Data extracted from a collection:
....

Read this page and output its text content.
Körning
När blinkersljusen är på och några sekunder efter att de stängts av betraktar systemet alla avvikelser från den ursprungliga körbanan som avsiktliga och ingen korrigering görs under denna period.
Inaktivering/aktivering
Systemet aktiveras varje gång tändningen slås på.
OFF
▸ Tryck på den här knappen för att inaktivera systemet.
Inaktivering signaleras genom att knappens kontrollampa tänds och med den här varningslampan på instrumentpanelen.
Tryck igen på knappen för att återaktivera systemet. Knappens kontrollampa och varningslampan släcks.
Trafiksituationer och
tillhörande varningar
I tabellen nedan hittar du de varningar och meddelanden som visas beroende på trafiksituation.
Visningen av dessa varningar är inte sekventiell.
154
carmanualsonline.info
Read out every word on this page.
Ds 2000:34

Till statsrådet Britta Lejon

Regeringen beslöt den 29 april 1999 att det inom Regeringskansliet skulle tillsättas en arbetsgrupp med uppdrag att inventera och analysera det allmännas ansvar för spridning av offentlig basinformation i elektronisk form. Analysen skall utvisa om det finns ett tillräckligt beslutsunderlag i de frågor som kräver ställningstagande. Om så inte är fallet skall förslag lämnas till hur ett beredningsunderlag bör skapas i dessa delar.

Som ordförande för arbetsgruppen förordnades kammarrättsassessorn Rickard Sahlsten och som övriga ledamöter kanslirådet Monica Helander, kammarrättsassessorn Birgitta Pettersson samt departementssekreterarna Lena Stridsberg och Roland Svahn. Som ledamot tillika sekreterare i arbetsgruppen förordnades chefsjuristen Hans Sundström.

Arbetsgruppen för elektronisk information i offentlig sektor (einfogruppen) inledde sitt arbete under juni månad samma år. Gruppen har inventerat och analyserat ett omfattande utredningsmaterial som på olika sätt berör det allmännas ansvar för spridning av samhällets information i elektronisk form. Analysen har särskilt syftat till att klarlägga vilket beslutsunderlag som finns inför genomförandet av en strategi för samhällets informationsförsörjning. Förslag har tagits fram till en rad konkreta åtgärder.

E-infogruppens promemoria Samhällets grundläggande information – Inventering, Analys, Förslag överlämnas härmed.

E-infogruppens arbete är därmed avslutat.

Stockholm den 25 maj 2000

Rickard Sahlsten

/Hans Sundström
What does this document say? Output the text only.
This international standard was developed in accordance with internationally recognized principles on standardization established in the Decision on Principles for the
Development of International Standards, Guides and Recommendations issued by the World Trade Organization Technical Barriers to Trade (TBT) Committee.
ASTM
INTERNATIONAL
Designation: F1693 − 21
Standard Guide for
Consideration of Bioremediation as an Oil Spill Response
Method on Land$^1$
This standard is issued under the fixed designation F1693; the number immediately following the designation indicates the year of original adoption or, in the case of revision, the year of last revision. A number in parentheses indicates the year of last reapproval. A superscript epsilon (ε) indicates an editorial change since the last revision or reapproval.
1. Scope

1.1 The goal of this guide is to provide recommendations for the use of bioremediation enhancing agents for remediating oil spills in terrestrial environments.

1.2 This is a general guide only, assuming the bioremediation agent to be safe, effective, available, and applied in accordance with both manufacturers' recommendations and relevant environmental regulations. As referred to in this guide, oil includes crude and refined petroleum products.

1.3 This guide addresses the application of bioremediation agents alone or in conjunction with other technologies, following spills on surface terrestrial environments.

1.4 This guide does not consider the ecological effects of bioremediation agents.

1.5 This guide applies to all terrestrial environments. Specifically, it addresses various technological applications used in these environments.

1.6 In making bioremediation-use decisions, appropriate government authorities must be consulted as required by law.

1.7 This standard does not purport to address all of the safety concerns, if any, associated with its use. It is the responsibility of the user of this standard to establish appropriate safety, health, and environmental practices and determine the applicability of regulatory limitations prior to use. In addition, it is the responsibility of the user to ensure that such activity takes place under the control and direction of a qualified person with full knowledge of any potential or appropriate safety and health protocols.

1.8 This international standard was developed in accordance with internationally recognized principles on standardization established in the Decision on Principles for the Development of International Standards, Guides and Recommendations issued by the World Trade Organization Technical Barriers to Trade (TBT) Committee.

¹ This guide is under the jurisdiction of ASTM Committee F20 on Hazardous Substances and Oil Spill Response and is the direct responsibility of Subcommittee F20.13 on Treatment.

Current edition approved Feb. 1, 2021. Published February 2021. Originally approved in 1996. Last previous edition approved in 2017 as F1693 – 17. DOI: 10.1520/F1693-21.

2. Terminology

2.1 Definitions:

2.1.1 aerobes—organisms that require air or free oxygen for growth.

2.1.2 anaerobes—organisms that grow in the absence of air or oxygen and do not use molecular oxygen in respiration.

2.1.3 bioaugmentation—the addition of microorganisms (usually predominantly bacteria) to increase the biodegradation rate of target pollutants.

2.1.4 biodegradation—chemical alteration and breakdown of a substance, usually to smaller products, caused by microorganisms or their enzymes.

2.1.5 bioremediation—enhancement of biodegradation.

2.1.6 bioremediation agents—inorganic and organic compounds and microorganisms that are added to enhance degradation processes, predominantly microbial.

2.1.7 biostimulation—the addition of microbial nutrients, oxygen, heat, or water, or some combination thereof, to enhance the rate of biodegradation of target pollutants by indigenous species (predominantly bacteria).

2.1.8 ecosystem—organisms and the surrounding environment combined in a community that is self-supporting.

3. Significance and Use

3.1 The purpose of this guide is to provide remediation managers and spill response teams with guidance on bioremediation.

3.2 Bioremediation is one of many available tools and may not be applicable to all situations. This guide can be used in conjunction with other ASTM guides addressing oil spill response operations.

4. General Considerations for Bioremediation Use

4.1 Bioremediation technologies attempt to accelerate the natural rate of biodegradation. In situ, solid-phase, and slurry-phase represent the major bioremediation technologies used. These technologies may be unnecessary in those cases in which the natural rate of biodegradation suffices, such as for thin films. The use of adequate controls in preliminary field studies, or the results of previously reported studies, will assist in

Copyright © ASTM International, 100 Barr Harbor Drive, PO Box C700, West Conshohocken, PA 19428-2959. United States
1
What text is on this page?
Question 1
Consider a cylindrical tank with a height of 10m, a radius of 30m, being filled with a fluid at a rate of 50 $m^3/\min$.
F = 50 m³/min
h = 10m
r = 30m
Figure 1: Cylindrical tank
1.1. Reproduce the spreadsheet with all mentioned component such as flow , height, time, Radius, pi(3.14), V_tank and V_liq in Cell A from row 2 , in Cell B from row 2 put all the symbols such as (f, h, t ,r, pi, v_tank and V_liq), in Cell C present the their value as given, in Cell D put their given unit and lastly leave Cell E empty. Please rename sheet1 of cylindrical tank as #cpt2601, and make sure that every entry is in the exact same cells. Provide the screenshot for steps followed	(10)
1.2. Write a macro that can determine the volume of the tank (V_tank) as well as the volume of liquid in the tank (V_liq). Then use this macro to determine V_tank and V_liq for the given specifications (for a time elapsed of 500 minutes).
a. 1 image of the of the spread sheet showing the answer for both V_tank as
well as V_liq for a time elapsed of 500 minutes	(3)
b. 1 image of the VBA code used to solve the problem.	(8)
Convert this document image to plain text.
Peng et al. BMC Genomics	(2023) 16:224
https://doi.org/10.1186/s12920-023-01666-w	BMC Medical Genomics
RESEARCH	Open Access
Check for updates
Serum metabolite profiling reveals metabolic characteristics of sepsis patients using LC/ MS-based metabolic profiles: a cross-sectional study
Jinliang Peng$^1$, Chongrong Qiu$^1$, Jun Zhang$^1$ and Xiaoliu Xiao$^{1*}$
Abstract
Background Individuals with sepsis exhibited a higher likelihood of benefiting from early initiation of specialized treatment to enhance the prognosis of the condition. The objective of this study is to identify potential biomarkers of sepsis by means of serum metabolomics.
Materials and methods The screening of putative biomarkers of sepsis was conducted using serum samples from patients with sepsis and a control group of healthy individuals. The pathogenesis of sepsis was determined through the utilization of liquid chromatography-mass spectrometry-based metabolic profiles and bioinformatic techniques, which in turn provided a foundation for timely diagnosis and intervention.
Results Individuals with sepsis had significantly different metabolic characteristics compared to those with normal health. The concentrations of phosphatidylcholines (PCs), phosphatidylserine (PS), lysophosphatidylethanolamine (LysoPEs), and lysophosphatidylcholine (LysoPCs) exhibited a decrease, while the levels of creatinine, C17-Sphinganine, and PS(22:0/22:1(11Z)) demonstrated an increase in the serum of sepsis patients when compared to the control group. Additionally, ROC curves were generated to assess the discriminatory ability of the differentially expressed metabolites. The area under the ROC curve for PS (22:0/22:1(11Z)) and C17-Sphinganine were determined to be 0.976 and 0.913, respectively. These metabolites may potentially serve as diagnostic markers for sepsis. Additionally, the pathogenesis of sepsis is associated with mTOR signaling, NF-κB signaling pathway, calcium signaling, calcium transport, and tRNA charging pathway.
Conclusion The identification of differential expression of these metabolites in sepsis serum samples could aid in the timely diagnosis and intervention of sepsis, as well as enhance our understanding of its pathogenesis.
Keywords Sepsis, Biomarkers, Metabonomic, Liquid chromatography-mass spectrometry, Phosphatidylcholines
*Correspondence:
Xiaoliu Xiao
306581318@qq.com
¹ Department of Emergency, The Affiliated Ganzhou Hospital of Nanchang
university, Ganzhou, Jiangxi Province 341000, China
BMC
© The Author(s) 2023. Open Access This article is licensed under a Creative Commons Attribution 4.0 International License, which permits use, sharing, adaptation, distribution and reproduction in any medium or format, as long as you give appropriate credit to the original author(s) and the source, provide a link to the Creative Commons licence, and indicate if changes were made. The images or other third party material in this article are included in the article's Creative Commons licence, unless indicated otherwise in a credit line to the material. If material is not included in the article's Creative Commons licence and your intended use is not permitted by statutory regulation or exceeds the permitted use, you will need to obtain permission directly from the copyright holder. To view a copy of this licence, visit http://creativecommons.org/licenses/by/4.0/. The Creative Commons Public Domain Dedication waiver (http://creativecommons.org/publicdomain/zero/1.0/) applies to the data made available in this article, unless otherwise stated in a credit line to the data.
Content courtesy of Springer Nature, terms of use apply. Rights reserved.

....

**Your objective**: Across the data above, how many lines contain the string "varningar"? Reply with the number and nothing else.

**Final answer**: 3